* [DIRECTIONS]:
Exactly reproduce the entries, dropping any pictures from your copy.

* [DATASET]:
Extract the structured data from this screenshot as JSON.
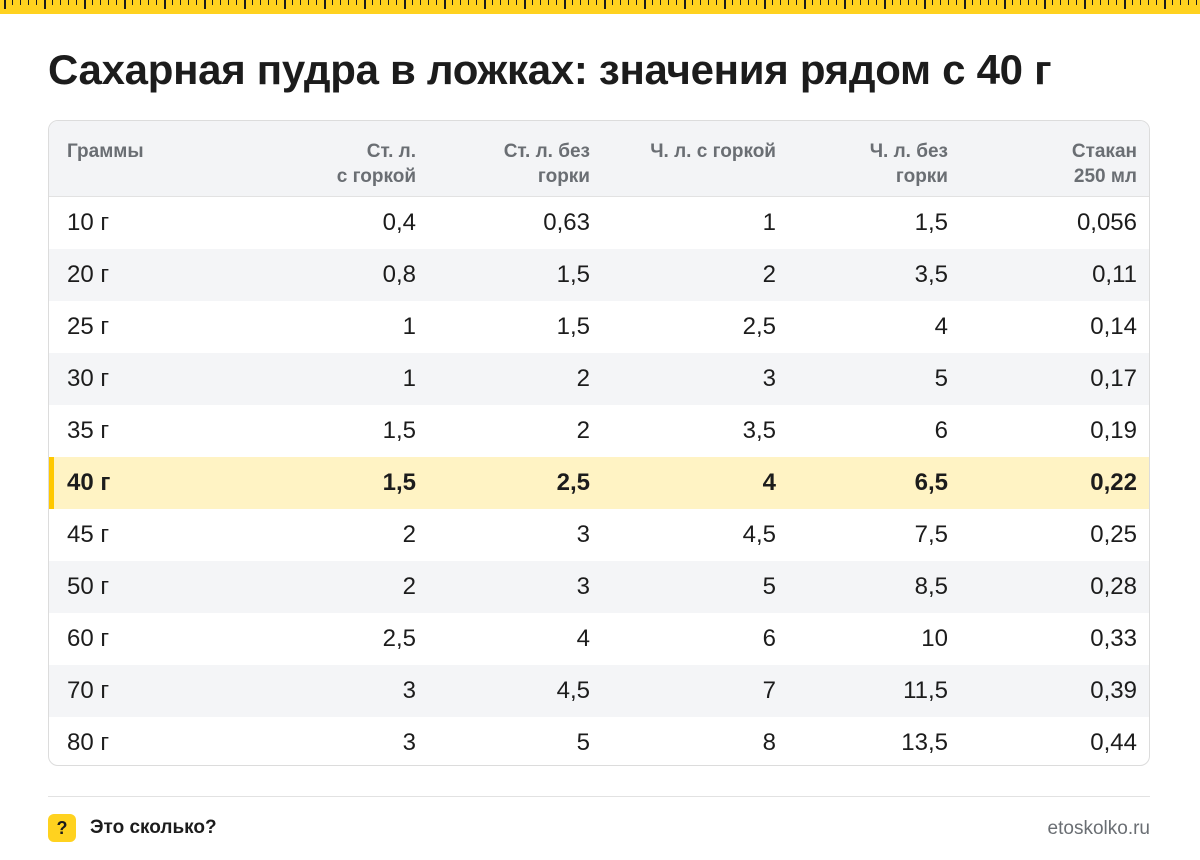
{
  "title": "Сахарная пудра в ложках: значения рядом с 40 г",
  "colors": {
    "accent": "#ffd21f",
    "highlight_row": "#fff3c4",
    "highlight_bar": "#ffc800",
    "header_bg": "#f3f4f6"
  },
  "table": {
    "headers": [
      {
        "l1": "Граммы",
        "l2": ""
      },
      {
        "l1": "Ст. л.",
        "l2": "с горкой"
      },
      {
        "l1": "Ст. л. без",
        "l2": "горки"
      },
      {
        "l1": "Ч. л. с горкой",
        "l2": ""
      },
      {
        "l1": "Ч. л. без",
        "l2": "горки"
      },
      {
        "l1": "Стакан",
        "l2": "250 мл"
      }
    ],
    "highlighted_row": 5,
    "rows": [
      [
        "10 г",
        "0,4",
        "0,63",
        "1",
        "1,5",
        "0,056"
      ],
      [
        "20 г",
        "0,8",
        "1,5",
        "2",
        "3,5",
        "0,11"
      ],
      [
        "25 г",
        "1",
        "1,5",
        "2,5",
        "4",
        "0,14"
      ],
      [
        "30 г",
        "1",
        "2",
        "3",
        "5",
        "0,17"
      ],
      [
        "35 г",
        "1,5",
        "2",
        "3,5",
        "6",
        "0,19"
      ],
      [
        "40 г",
        "1,5",
        "2,5",
        "4",
        "6,5",
        "0,22"
      ],
      [
        "45 г",
        "2",
        "3",
        "4,5",
        "7,5",
        "0,25"
      ],
      [
        "50 г",
        "2",
        "3",
        "5",
        "8,5",
        "0,28"
      ],
      [
        "60 г",
        "2,5",
        "4",
        "6",
        "10",
        "0,33"
      ],
      [
        "70 г",
        "3",
        "4,5",
        "7",
        "11,5",
        "0,39"
      ],
      [
        "80 г",
        "3",
        "5",
        "8",
        "13,5",
        "0,44"
      ]
    ]
  },
  "footer": {
    "badge_icon": "question-icon",
    "badge_text": "?",
    "brand": "Это сколько?",
    "site": "etoskolko.ru"
  }
}
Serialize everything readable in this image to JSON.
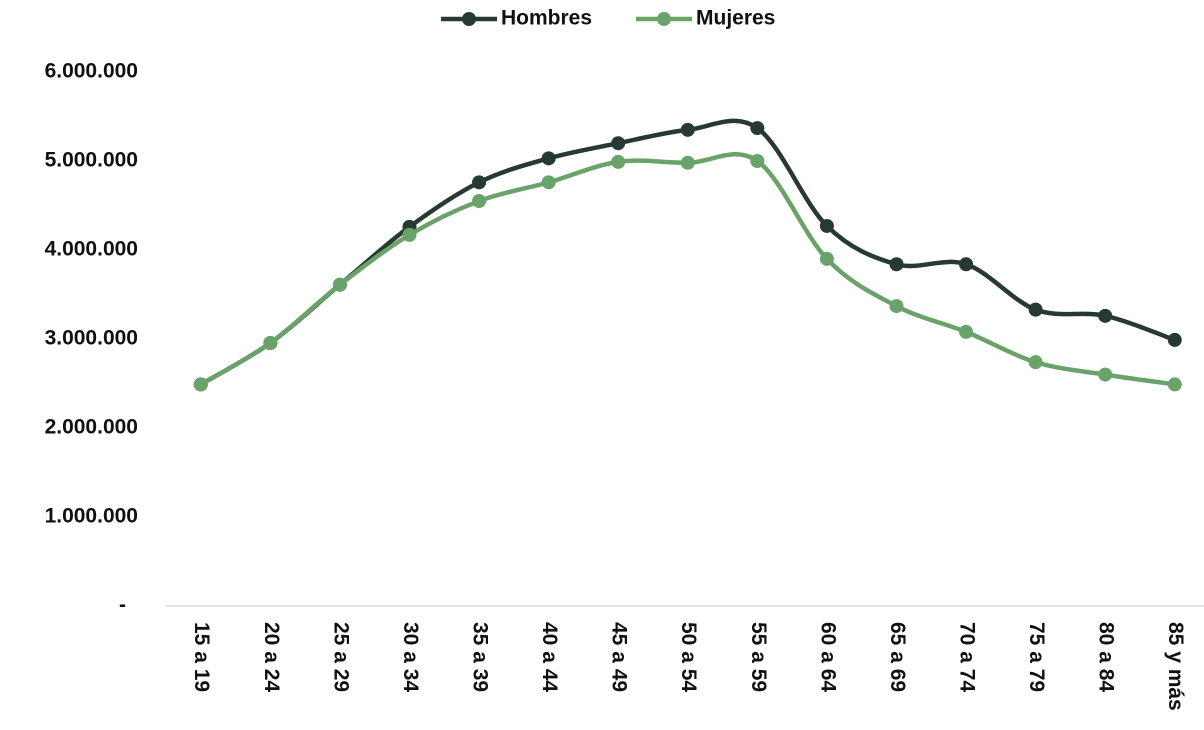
{
  "chart_data": {
    "type": "line",
    "categories": [
      "15 a 19",
      "20 a 24",
      "25 a 29",
      "30 a 34",
      "35 a 39",
      "40 a 44",
      "45 a 49",
      "50 a 54",
      "55 a 59",
      "60 a 64",
      "65 a 69",
      "70 a 74",
      "75 a 79",
      "80 a 84",
      "85 y más"
    ],
    "series": [
      {
        "name": "Hombres",
        "color": "#263a33",
        "values": [
          2490000,
          2955000,
          3610000,
          4260000,
          4760000,
          5030000,
          5200000,
          5350000,
          5370000,
          4270000,
          3840000,
          3840000,
          3330000,
          3260000,
          2990000
        ]
      },
      {
        "name": "Mujeres",
        "color": "#6aa36a",
        "values": [
          2490000,
          2955000,
          3610000,
          4170000,
          4550000,
          4760000,
          4990000,
          4980000,
          5000000,
          3900000,
          3370000,
          3080000,
          2740000,
          2600000,
          2490000
        ]
      }
    ],
    "ylim": [
      0,
      6000000
    ],
    "yticks": [
      {
        "value": 0,
        "label": "-"
      },
      {
        "value": 1000000,
        "label": "1.000.000"
      },
      {
        "value": 2000000,
        "label": "2.000.000"
      },
      {
        "value": 3000000,
        "label": "3.000.000"
      },
      {
        "value": 4000000,
        "label": "4.000.000"
      },
      {
        "value": 5000000,
        "label": "5.000.000"
      },
      {
        "value": 6000000,
        "label": "6.000.000"
      }
    ],
    "grid": false,
    "smooth": true,
    "legend": "top"
  }
}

* [EXERCISE OUTPUT]:
Extract the structured data from this screenshot as JSON.
{
  "title": "Сахарная пудра в ложках: значения рядом с 40 г",
  "colors": {
    "accent": "#ffd21f",
    "highlight_row": "#fff3c4",
    "highlight_bar": "#ffc800",
    "header_bg": "#f3f4f6"
  },
  "table": {
    "headers": [
      {
        "l1": "Граммы",
        "l2": ""
      },
      {
        "l1": "Ст. л.",
        "l2": "с горкой"
      },
      {
        "l1": "Ст. л. без",
        "l2": "горки"
      },
      {
        "l1": "Ч. л. с горкой",
        "l2": ""
      },
      {
        "l1": "Ч. л. без",
        "l2": "горки"
      },
      {
        "l1": "Стакан",
        "l2": "250 мл"
      }
    ],
    "highlighted_row": 5,
    "rows": [
      [
        "10 г",
        "0,4",
        "0,63",
        "1",
        "1,5",
        "0,056"
      ],
      [
        "20 г",
        "0,8",
        "1,5",
        "2",
        "3,5",
        "0,11"
      ],
      [
        "25 г",
        "1",
        "1,5",
        "2,5",
        "4",
        "0,14"
      ],
      [
        "30 г",
        "1",
        "2",
        "3",
        "5",
        "0,17"
      ],
      [
        "35 г",
        "1,5",
        "2",
        "3,5",
        "6",
        "0,19"
      ],
      [
        "40 г",
        "1,5",
        "2,5",
        "4",
        "6,5",
        "0,22"
      ],
      [
        "45 г",
        "2",
        "3",
        "4,5",
        "7,5",
        "0,25"
      ],
      [
        "50 г",
        "2",
        "3",
        "5",
        "8,5",
        "0,28"
      ],
      [
        "60 г",
        "2,5",
        "4",
        "6",
        "10",
        "0,33"
      ],
      [
        "70 г",
        "3",
        "4,5",
        "7",
        "11,5",
        "0,39"
      ],
      [
        "80 г",
        "3",
        "5",
        "8",
        "13,5",
        "0,44"
      ]
    ]
  },
  "footer": {
    "badge_icon": "question-icon",
    "badge_text": "?",
    "brand": "Это сколько?",
    "site": "etoskolko.ru"
  }
}
Serialize everything readable in this image to JSON.
{
  "chart_data": {
    "type": "line",
    "categories": [
      "15 a 19",
      "20 a 24",
      "25 a 29",
      "30 a 34",
      "35 a 39",
      "40 a 44",
      "45 a 49",
      "50 a 54",
      "55 a 59",
      "60 a 64",
      "65 a 69",
      "70 a 74",
      "75 a 79",
      "80 a 84",
      "85 y más"
    ],
    "series": [
      {
        "name": "Hombres",
        "color": "#263a33",
        "values": [
          2490000,
          2955000,
          3610000,
          4260000,
          4760000,
          5030000,
          5200000,
          5350000,
          5370000,
          4270000,
          3840000,
          3840000,
          3330000,
          3260000,
          2990000
        ]
      },
      {
        "name": "Mujeres",
        "color": "#6aa36a",
        "values": [
          2490000,
          2955000,
          3610000,
          4170000,
          4550000,
          4760000,
          4990000,
          4980000,
          5000000,
          3900000,
          3370000,
          3080000,
          2740000,
          2600000,
          2490000
        ]
      }
    ],
    "ylim": [
      0,
      6000000
    ],
    "yticks": [
      {
        "value": 0,
        "label": "-"
      },
      {
        "value": 1000000,
        "label": "1.000.000"
      },
      {
        "value": 2000000,
        "label": "2.000.000"
      },
      {
        "value": 3000000,
        "label": "3.000.000"
      },
      {
        "value": 4000000,
        "label": "4.000.000"
      },
      {
        "value": 5000000,
        "label": "5.000.000"
      },
      {
        "value": 6000000,
        "label": "6.000.000"
      }
    ],
    "grid": false,
    "smooth": true,
    "legend": "top"
  }
}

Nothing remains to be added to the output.